(Records from a data source)
###

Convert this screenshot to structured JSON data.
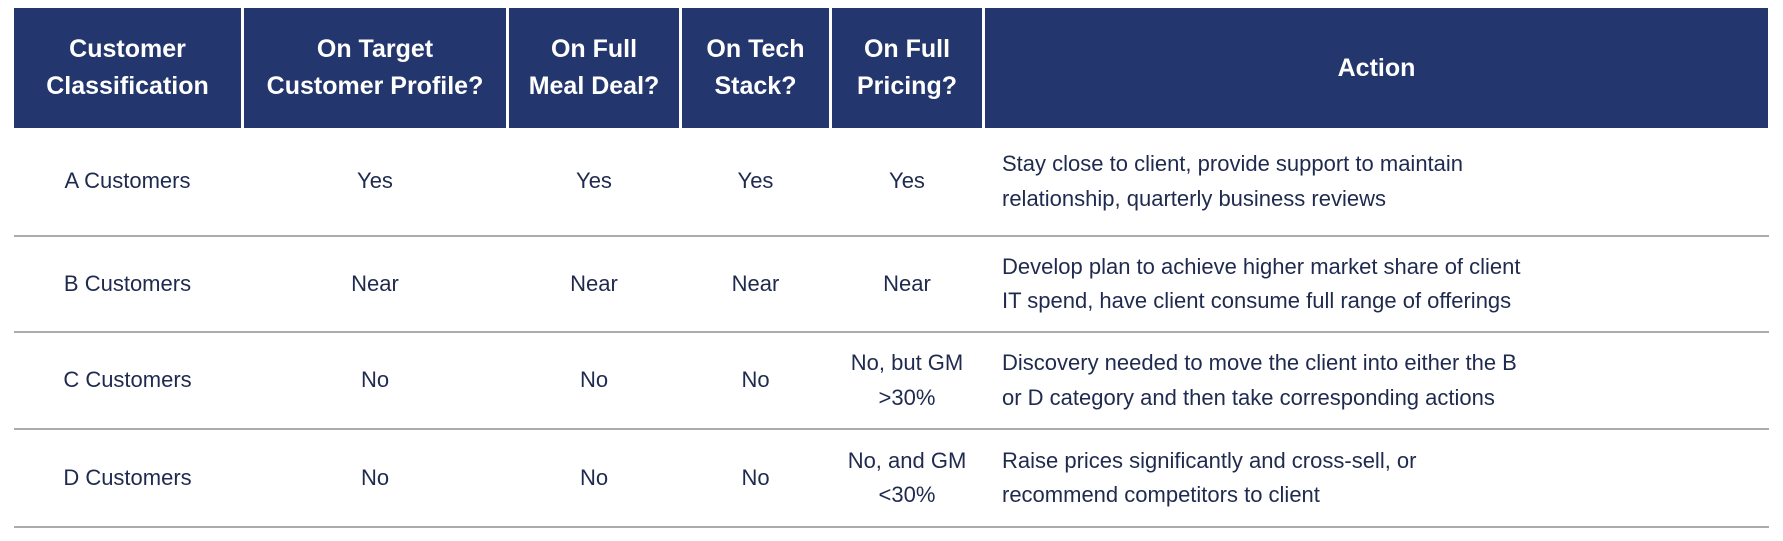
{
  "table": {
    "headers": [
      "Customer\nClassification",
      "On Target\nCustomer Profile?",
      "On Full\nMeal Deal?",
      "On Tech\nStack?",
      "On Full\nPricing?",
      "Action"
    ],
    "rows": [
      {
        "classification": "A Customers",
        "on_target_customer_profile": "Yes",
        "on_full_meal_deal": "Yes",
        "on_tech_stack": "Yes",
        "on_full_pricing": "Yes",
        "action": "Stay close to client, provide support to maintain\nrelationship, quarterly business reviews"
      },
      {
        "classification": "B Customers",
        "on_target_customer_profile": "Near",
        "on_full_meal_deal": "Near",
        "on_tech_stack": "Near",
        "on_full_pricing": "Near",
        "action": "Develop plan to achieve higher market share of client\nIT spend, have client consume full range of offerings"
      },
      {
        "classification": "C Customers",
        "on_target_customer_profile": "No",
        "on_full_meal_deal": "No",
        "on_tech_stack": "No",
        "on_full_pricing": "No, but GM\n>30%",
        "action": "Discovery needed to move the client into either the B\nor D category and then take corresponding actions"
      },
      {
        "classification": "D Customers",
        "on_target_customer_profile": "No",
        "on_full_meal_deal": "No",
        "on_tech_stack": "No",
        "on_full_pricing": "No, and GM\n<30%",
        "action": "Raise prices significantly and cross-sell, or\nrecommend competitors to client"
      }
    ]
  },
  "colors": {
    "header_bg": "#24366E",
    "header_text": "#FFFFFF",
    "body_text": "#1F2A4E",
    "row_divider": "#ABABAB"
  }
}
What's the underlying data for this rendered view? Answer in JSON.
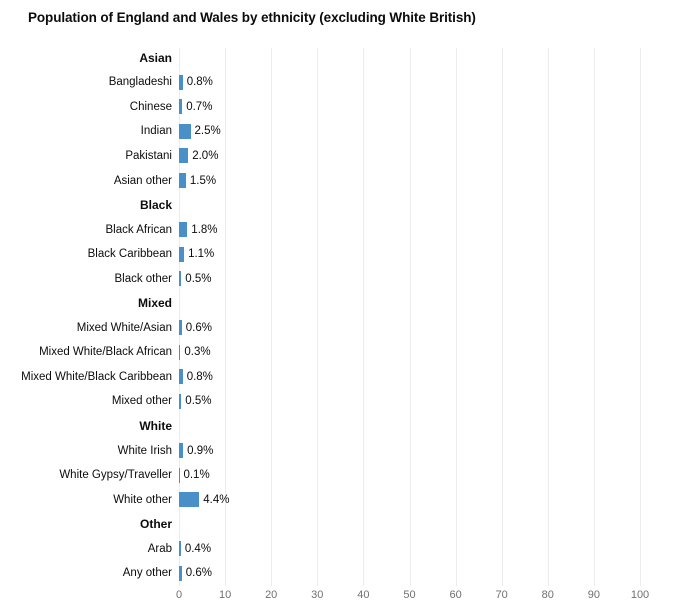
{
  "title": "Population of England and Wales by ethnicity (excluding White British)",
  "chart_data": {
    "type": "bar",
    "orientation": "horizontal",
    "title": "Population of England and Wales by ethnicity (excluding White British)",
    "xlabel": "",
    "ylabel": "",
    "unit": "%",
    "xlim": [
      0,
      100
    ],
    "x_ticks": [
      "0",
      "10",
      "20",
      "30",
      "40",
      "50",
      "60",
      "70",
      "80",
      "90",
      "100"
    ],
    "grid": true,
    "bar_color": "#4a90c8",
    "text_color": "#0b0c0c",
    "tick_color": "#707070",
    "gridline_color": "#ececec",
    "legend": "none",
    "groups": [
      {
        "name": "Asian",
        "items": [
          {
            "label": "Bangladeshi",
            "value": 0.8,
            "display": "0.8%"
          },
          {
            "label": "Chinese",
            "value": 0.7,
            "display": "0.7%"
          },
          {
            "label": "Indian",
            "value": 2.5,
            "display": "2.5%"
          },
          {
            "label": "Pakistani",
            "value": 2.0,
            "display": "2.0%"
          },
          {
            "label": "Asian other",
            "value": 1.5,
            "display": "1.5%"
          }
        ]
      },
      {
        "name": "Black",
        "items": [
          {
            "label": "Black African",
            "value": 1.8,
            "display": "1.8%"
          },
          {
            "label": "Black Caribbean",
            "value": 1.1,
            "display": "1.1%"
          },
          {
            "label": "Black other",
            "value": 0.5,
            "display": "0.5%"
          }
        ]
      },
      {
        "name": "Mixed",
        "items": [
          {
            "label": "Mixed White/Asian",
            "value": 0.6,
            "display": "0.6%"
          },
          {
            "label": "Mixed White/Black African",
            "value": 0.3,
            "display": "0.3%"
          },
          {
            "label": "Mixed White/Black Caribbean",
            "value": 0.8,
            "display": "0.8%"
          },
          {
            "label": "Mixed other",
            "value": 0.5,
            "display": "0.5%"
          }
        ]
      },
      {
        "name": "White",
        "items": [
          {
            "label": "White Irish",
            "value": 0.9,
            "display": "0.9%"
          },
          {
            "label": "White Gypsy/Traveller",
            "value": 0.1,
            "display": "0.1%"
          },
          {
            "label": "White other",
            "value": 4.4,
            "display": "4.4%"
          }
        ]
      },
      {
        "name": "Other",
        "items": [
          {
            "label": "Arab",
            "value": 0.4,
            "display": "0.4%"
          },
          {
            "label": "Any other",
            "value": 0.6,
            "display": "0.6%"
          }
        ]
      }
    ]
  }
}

###

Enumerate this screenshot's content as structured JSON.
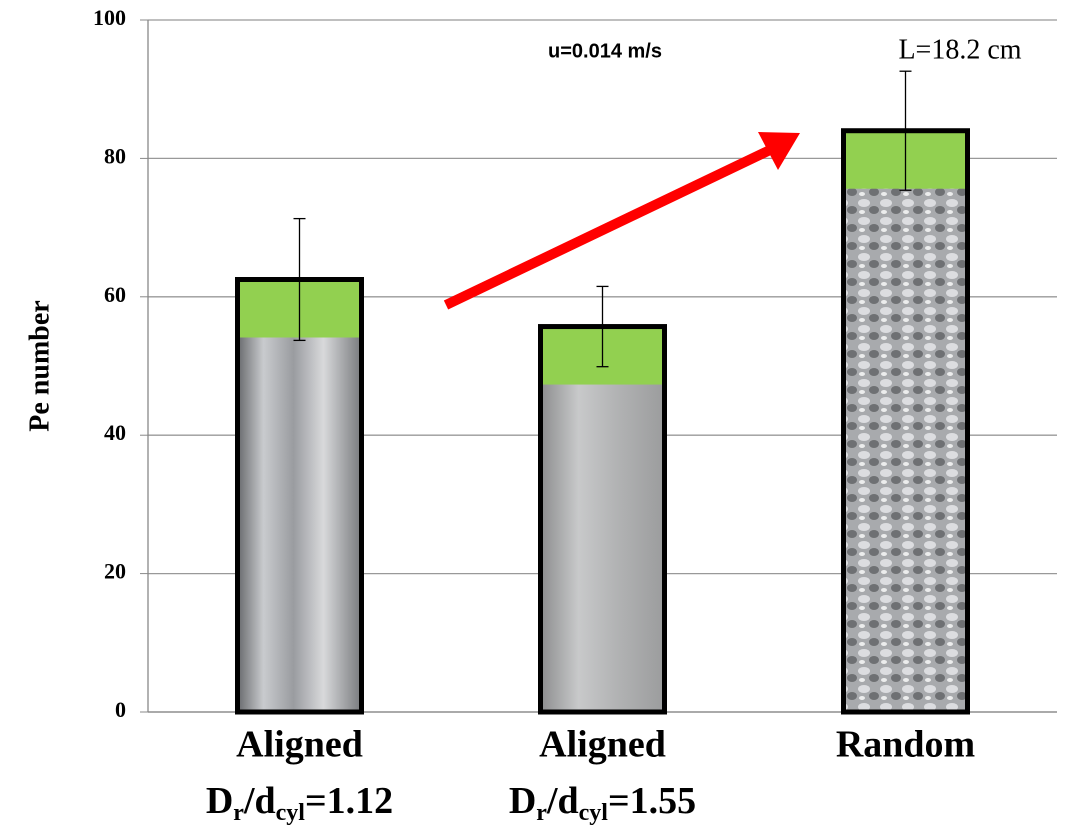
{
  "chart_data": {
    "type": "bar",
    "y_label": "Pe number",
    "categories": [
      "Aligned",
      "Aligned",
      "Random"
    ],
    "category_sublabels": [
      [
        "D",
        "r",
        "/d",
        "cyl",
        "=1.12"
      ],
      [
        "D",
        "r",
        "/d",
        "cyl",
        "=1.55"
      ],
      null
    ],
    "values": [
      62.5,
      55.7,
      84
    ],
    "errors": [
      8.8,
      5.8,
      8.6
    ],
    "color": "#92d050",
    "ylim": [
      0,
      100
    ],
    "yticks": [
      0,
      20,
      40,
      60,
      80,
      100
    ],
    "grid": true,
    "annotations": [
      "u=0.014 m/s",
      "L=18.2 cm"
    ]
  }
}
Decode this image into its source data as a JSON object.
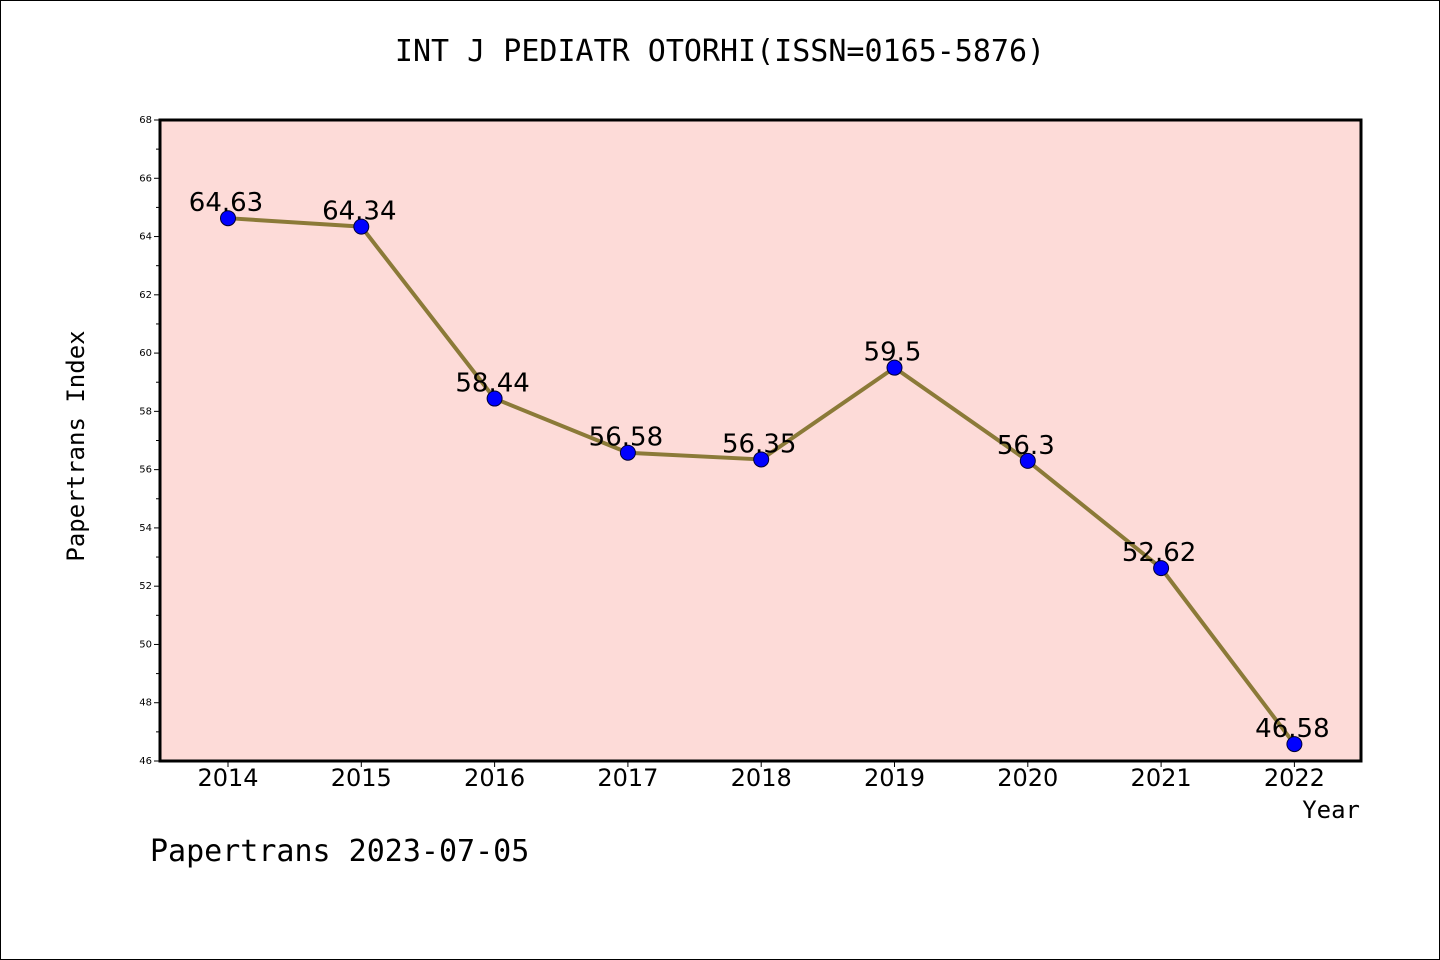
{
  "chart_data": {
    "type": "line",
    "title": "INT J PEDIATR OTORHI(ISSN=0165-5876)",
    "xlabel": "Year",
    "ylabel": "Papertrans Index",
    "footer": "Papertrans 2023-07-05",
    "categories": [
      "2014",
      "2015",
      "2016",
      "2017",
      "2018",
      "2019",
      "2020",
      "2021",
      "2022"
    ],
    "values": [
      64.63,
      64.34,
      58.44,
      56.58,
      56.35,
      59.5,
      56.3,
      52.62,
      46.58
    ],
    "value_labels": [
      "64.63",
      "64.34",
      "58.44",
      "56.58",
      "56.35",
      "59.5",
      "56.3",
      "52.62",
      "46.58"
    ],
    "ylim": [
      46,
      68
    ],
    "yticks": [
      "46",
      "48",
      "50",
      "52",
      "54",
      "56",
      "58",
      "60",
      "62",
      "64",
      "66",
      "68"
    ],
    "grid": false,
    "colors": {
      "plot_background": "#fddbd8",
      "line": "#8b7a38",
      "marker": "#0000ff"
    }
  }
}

###

# Requirement
How many lines of these entries contain the string "Papertrans"? Reply with the number alone.

# Complete output
2